**Task set:**
[1] From the passage on breakpoints, reproduce word for word the part that opens with the words containing "An artificially high" and closes with "and human medicine.".
[2] Condense the paragraph of the passage on breakpoints that begins "An artificially high breakpoint" into a shorter version that keeps its main facts.

An artificially high breakpoint not only may lead to the wrong clinical decisions, but can also obscure surveillance data. And if the surveillance data are flawed, it is impossible to develop and improve policies for prudent drug use in both food production and human medicine.

[Records from a data collection]
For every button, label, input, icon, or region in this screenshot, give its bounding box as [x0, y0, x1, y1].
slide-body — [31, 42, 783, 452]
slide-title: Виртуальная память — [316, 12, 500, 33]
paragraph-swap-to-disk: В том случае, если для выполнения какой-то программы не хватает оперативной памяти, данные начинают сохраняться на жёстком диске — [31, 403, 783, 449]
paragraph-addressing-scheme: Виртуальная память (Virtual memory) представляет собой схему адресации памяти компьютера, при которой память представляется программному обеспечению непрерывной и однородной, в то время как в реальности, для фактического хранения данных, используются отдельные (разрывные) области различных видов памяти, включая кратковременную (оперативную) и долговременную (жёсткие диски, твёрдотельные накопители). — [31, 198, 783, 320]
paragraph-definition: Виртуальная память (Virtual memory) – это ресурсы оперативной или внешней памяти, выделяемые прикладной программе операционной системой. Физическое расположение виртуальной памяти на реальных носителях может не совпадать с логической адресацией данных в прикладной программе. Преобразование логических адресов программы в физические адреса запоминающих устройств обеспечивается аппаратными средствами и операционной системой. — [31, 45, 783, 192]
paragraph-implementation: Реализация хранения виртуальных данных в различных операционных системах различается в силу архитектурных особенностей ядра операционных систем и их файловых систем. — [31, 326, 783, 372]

**Results in order:**
[1]
An artificially high breakpoint not only may lead to the wrong clinical decisions, but can also obscure surveillance data. And if the surveillance data are flawed, it is impossible to develop and improve policies for prudent drug use in both food production and human medicine.

[2] An artificially high breakpoint can cause wrong clinical decisions and can obscure surveillance data. Flawed surveillance data make it impossible to develop and improve policies for prudent drug use in food production and human medicine.